WRITTEN REQUEST 1: Print everything in the records from the line containing "close-button[interactable] [750,39,796,67]" down to the line containing "author-value: spicydoritos [95,110,159,124]", both lines included, and nothing else.

Information Management and BI 3(b) Flashcards
What are “Data Warehouses” used for:
(1) BI
(2) Dashboard systems
(3) Data mining
(4) Decision Support Systems (DSS)
(5) Executive Information Systems (EIS)
(6) Online Analytical Processing (OLAP) “cubes” (data analysis, “slice and dice” approach)
What are primary purposes of a “Data Warehouses”?
- Used to clean, transform, catalog, and make avail data for strategic, analytics
- For mgmt and business professionals
What is the Extract, Transform, Load (ETL) process?
(1) Extract data from various sources outside of DW
(2) Transform data into usable form for DW (data analytics, data mining or other BI purposes)
(3) Load transformed data into DW
What is a “Data Mart”?
- Data marts are subsets of DW or BI type database but w/ purpose to assist users in analyzing data
- Purpose related to business user, esp mgrs and they become the “owner”
What are “Data Marts” created for?
- Easy access to frequently needed data
- Collective view of a grp of users
- To improve end-user response time
- To offload DW data to separate computer for greater efficiency
- Security (separate authorized data subset)
- Expediency
- Politics
What are 4 steps to “Data Preparation”?
CCTR
(1) Data Consolidation
- ID sources of data
(2) Data Cleaning
- Scrub for missing values, outliers and inconsistencies
(3) Data Transformation
- Takes clean data and transforms to usable form for data mining or BI
(4) Data Reduction
- Reduce volume of data loaded into DW
What are 3 steps to “Data Consolidation”?

ENTRIES PROVIDED:
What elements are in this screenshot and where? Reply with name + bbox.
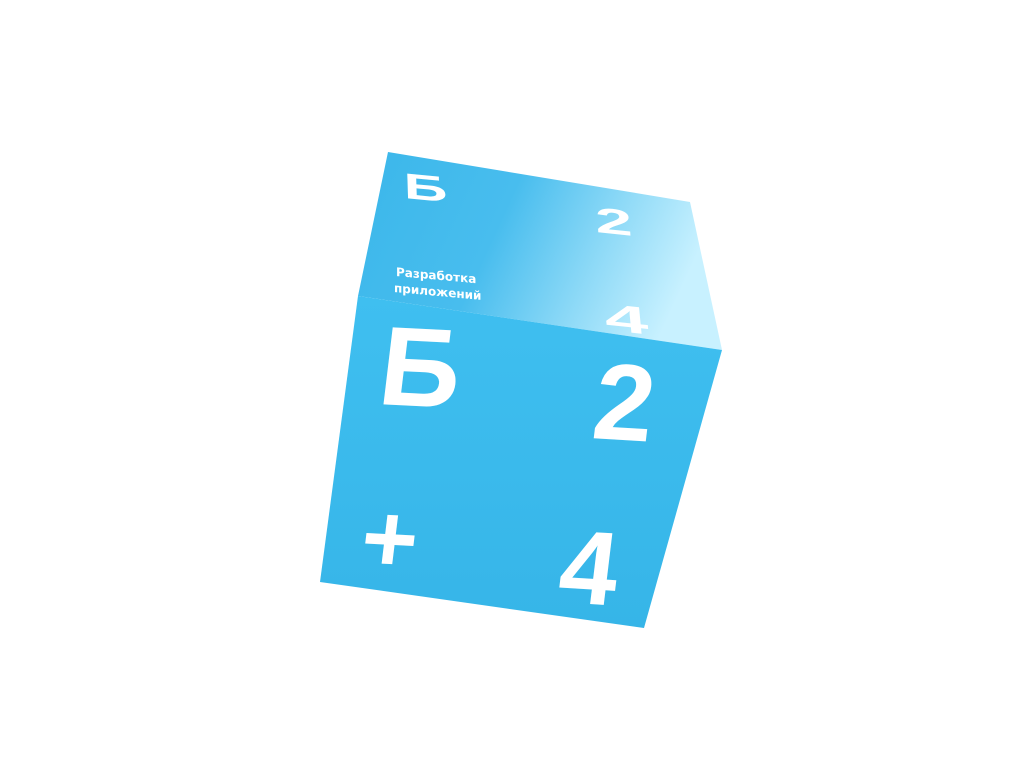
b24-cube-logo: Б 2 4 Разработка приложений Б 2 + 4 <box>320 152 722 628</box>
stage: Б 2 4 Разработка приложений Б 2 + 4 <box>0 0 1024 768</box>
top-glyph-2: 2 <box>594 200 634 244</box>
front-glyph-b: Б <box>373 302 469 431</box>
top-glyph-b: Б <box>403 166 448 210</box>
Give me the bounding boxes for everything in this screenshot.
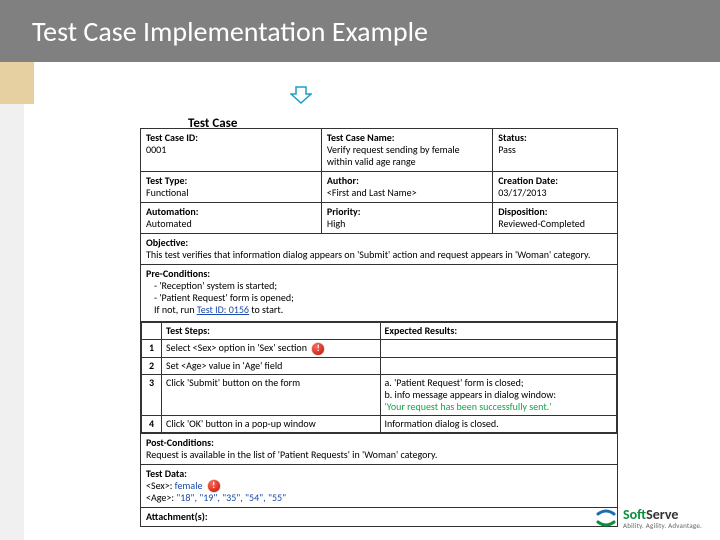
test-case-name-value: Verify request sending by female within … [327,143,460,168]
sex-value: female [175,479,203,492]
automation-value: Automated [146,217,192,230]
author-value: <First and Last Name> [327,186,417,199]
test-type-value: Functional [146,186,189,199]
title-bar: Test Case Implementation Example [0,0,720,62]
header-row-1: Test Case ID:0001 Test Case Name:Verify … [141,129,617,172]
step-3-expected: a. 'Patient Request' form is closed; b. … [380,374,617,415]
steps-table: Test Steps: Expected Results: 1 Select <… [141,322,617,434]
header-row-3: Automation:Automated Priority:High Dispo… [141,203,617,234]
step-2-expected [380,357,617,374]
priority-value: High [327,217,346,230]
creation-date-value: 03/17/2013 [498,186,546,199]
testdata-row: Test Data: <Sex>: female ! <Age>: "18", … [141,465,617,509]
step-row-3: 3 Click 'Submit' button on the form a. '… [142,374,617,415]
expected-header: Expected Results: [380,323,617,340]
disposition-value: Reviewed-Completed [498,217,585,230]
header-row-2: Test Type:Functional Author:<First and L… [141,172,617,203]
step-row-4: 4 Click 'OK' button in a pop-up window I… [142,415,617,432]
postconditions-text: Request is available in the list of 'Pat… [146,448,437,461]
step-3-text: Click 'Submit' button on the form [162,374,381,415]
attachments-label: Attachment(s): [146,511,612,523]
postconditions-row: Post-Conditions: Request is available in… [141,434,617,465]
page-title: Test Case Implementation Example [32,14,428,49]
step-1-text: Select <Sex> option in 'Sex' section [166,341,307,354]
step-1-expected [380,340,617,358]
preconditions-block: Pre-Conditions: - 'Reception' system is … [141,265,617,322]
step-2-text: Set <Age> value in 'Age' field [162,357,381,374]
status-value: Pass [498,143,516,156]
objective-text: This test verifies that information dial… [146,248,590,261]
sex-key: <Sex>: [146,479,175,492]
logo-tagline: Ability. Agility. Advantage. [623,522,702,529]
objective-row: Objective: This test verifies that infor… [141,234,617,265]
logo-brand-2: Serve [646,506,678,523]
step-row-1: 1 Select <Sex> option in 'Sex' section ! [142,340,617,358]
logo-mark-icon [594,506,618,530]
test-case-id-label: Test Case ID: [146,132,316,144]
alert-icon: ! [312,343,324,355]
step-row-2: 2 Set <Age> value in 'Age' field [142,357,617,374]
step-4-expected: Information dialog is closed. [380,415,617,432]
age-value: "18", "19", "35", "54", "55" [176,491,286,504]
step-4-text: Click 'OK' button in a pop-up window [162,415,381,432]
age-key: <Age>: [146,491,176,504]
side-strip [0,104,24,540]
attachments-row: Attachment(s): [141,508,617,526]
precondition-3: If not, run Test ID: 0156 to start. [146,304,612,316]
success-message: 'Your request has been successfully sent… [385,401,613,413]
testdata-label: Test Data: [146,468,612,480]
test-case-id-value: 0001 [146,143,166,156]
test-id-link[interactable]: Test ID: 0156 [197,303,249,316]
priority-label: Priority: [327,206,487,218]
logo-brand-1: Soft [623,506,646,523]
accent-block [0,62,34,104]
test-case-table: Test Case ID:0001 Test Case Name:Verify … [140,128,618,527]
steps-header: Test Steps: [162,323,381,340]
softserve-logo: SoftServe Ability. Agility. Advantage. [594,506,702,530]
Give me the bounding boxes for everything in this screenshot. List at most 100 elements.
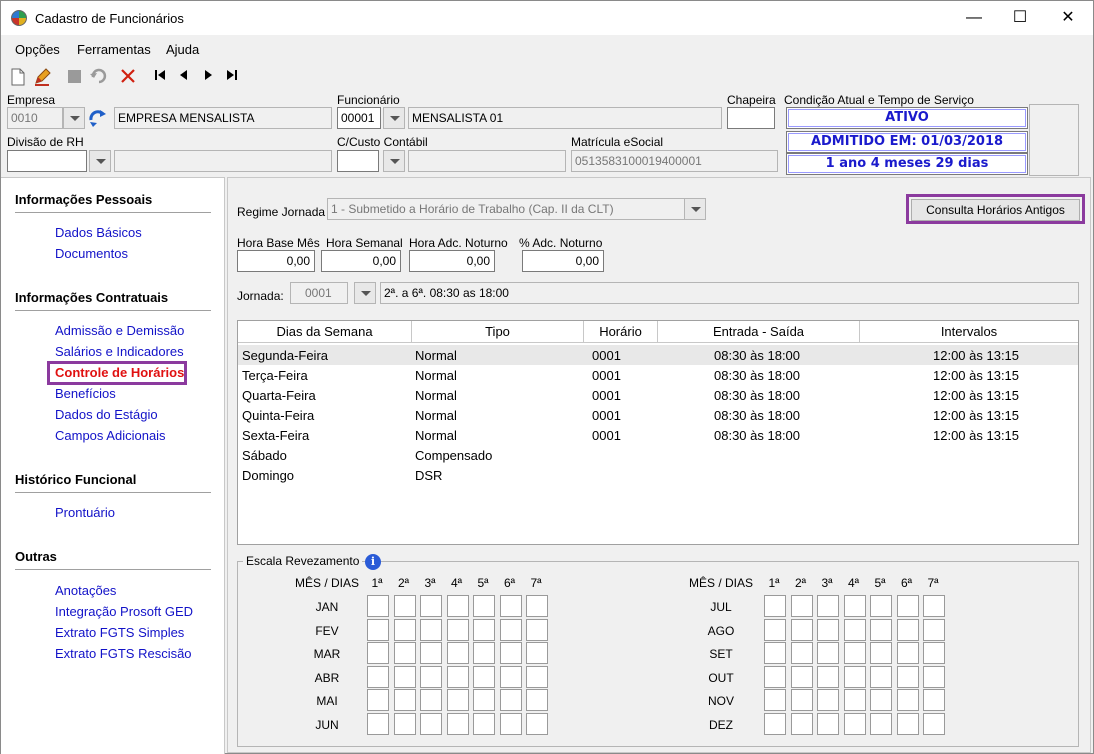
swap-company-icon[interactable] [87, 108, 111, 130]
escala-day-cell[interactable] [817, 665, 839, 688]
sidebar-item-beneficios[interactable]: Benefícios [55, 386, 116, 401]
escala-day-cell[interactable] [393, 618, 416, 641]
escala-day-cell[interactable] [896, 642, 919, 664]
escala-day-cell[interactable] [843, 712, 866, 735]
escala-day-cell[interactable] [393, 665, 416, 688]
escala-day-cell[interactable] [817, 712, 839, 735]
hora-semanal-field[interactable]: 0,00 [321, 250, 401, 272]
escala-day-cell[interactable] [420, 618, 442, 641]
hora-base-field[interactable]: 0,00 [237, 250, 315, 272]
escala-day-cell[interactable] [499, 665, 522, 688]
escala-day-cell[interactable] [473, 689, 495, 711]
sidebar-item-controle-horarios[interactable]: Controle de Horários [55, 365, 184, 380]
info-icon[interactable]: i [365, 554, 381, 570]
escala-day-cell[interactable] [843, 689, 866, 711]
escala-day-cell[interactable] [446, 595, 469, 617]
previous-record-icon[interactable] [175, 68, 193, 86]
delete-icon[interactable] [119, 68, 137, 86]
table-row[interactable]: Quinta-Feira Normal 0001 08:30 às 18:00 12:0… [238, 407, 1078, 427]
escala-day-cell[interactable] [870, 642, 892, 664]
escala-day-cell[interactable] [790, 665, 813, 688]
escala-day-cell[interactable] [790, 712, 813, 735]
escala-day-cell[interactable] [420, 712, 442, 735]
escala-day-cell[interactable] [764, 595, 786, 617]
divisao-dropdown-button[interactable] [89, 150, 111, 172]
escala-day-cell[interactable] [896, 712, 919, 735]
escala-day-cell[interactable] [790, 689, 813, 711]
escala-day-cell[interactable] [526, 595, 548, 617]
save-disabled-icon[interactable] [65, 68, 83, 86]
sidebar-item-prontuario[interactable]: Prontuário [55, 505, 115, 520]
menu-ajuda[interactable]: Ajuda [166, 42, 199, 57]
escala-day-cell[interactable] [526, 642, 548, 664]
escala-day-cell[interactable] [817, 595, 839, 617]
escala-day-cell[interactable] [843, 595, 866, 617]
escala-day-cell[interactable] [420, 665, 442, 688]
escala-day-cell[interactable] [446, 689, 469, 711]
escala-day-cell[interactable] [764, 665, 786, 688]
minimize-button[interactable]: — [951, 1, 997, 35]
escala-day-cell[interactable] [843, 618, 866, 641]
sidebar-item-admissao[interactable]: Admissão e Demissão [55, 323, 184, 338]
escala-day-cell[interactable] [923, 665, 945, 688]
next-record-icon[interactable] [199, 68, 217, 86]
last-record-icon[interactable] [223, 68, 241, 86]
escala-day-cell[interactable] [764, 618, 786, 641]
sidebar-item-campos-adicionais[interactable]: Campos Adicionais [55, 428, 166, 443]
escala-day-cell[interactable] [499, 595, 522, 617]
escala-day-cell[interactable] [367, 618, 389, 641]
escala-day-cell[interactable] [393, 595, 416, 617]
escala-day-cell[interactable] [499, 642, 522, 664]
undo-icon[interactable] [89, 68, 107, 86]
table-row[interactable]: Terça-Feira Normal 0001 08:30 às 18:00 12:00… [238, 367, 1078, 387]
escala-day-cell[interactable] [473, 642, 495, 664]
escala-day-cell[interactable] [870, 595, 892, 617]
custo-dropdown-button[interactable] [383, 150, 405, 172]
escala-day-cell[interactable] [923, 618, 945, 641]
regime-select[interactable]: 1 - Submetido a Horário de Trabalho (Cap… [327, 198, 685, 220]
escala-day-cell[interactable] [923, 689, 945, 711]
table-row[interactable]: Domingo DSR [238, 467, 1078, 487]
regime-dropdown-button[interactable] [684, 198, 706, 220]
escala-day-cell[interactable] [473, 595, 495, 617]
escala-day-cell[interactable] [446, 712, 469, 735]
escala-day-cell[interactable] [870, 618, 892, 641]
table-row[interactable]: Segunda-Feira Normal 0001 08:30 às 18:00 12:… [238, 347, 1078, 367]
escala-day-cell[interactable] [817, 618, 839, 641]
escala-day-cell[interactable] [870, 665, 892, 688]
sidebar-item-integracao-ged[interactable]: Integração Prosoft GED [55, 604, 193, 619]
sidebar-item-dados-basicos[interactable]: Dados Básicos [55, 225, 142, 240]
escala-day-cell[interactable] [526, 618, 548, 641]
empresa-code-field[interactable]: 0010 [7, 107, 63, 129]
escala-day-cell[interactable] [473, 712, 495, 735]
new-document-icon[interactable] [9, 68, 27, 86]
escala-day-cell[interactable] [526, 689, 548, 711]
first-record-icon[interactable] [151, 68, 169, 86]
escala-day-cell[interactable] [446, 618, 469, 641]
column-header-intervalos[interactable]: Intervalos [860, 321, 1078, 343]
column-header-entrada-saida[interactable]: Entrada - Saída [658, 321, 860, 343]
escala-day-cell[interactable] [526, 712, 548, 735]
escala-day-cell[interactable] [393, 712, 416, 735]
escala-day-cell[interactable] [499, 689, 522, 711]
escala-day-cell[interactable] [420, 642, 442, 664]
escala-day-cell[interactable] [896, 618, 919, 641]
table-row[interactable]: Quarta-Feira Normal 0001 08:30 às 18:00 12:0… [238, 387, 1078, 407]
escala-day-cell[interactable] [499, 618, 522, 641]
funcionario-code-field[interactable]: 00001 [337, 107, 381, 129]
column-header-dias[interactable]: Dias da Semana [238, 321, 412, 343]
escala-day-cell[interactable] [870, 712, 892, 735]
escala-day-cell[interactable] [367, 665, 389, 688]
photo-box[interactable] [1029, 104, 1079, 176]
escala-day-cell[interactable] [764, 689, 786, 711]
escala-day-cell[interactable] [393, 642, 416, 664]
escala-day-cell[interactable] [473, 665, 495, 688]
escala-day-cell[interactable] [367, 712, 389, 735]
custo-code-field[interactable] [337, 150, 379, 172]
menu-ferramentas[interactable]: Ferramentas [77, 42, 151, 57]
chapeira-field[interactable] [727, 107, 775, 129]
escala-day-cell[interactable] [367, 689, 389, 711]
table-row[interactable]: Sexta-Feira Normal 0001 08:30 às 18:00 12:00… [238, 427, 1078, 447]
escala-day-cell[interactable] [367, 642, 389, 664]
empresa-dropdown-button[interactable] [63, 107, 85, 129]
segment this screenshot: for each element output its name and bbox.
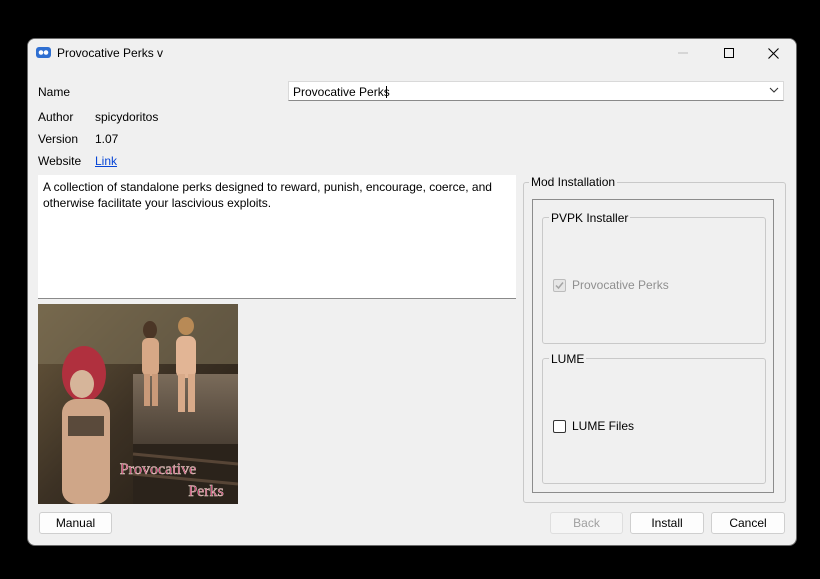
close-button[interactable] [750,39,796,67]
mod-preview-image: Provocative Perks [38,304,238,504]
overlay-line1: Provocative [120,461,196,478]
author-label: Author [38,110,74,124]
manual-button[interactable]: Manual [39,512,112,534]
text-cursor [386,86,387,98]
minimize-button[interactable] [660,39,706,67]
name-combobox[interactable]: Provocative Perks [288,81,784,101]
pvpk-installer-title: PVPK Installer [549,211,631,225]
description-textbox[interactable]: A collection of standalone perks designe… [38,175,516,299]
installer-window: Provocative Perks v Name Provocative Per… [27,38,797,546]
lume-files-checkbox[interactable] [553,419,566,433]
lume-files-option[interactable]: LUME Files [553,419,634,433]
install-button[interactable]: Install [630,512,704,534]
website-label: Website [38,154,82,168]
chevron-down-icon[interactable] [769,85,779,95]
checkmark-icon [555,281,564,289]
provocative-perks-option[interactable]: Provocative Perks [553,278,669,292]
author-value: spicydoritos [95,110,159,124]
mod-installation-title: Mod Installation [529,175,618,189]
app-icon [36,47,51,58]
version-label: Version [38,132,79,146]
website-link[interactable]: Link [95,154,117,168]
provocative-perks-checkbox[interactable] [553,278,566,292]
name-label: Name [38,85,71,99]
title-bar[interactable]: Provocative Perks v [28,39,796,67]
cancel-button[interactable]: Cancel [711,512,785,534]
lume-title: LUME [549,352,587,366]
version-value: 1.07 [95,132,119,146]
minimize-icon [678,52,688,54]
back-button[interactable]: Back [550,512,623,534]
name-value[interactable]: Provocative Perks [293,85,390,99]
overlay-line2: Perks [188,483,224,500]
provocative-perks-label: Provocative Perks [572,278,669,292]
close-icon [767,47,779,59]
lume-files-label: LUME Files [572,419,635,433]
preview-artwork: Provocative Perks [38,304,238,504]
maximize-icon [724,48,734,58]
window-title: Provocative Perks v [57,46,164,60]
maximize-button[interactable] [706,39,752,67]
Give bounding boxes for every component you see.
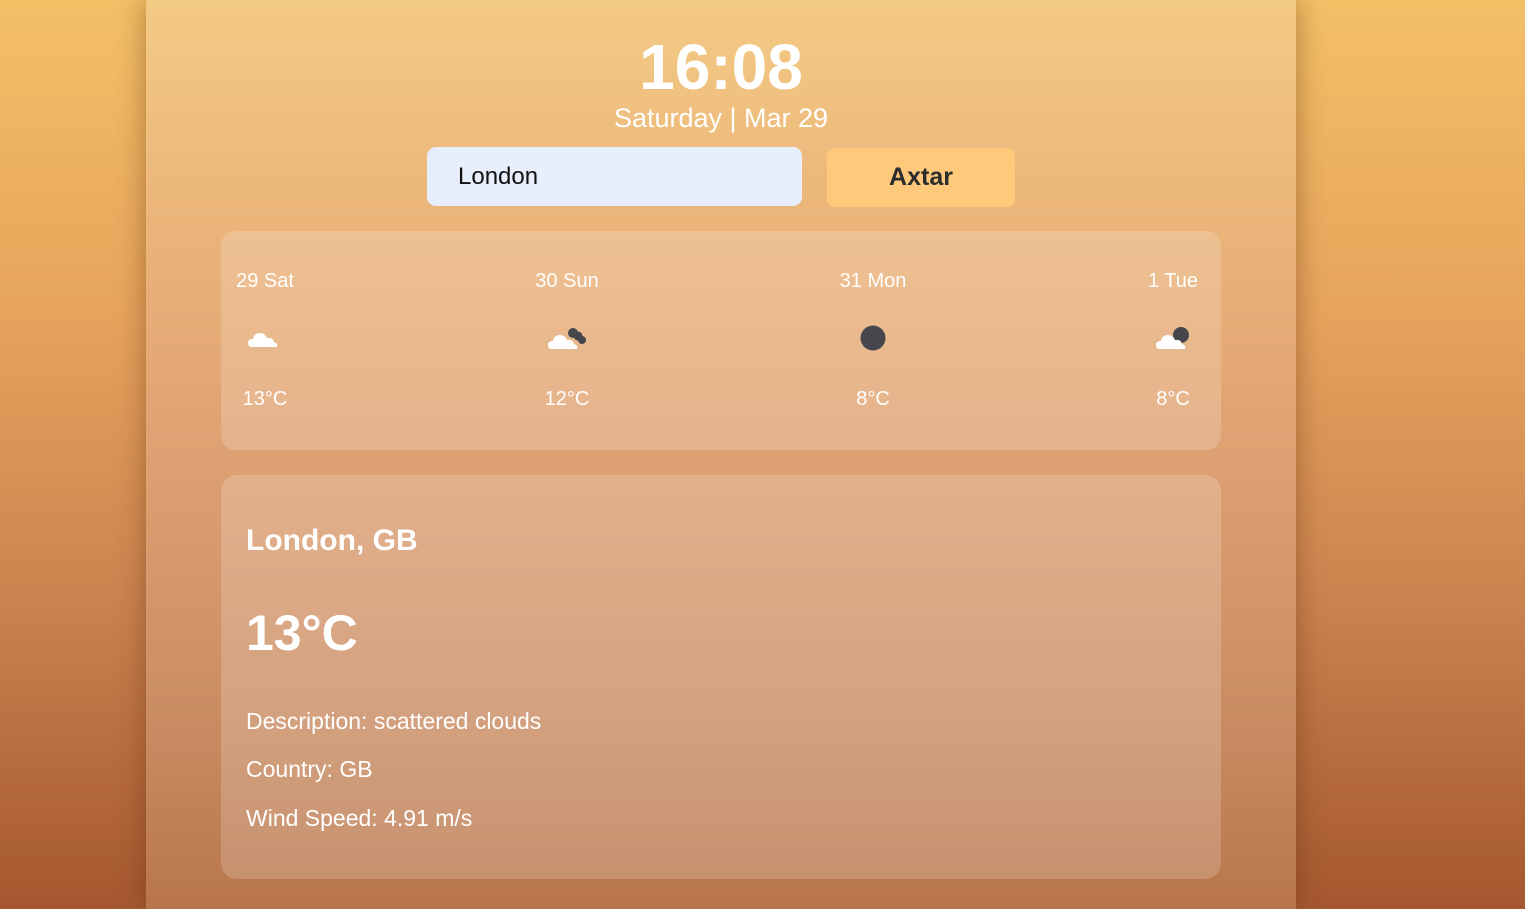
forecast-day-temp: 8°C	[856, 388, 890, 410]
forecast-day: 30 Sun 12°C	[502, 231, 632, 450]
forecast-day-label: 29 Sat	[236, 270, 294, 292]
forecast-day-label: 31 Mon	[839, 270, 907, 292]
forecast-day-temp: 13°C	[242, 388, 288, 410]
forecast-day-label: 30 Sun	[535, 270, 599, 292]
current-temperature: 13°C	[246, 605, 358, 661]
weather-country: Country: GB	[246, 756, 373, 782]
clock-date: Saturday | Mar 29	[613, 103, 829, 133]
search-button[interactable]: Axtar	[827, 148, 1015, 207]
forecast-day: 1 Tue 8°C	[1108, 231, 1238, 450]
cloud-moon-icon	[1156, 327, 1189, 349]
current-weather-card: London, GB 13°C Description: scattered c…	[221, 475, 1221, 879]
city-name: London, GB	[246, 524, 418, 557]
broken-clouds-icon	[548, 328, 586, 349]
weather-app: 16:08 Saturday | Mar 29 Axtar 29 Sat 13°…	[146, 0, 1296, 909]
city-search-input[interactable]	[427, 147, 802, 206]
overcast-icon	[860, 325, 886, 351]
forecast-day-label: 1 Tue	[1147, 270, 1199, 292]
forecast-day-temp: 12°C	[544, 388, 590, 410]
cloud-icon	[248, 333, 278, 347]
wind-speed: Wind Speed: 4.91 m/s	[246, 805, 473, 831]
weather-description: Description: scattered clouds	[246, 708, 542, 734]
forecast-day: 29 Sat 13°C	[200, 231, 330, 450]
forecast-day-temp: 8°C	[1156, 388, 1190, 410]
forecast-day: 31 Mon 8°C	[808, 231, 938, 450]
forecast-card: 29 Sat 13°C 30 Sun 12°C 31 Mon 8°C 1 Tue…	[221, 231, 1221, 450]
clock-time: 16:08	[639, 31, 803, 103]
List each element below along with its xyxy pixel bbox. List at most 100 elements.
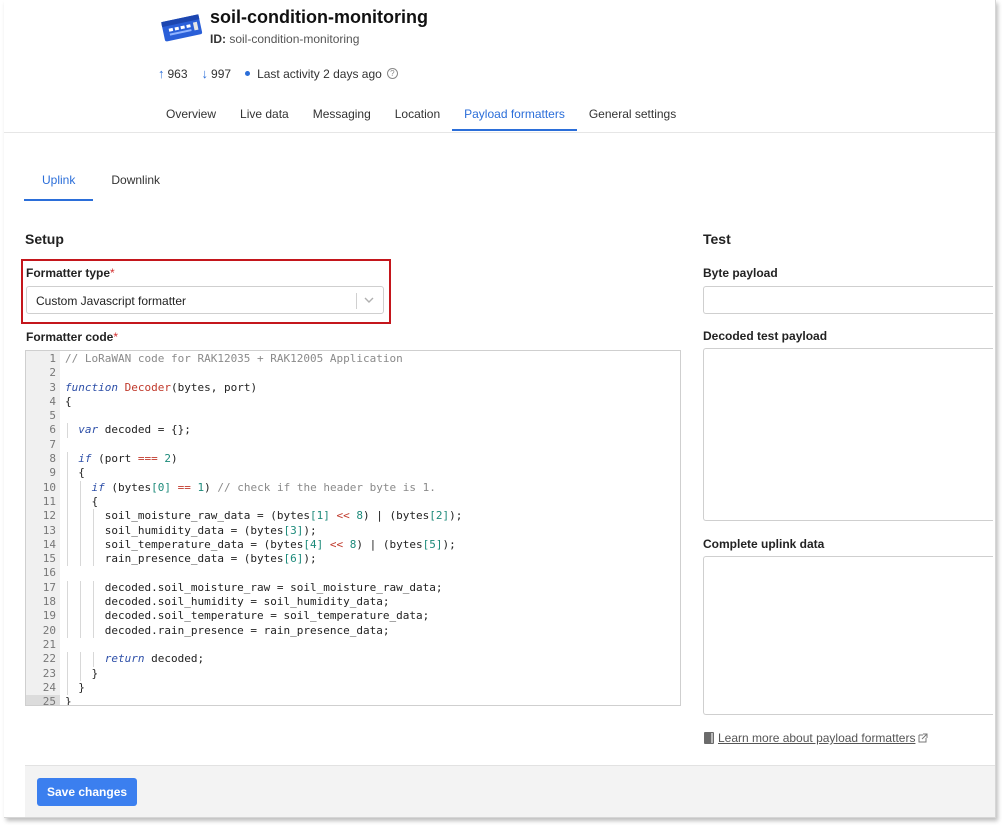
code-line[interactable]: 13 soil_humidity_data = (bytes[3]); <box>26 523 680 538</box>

WRITTEN REQUEST 2: In the data warehousing flashcards, what does the Data Reduction step of data preparation do?

RESULT 1:
close-button[interactable] [750,39,796,67]
mod-preview-image: Provocative Perks [38,304,238,504]
overlay-line1: Provocative [120,461,196,478]
author-label: Author [38,110,74,124]
manual-button[interactable]: Manual [39,512,112,534]
text-cursor [386,86,387,98]
minimize-button[interactable] [660,39,706,67]
name-combobox[interactable]: Provocative Perks [288,81,784,101]
pvpk-installer-title: PVPK Installer [549,211,631,225]
description-textbox[interactable]: A collection of standalone perks designe… [38,175,516,299]
installer-window: Provocative Perks v Name Provocative Per… [27,38,797,546]
lume-files-checkbox[interactable] [553,419,566,433]
lume-files-option[interactable]: LUME Files [553,419,634,433]
install-button[interactable]: Install [630,512,704,534]
website-label: Website [38,154,82,168]
chevron-down-icon[interactable] [769,85,779,95]
checkmark-icon [555,281,564,289]
provocative-perks-option[interactable]: Provocative Perks [553,278,669,292]
author-value: spicydoritos [95,110,159,124]

RESULT 2: It reduces the volume of data loaded into the data warehouse.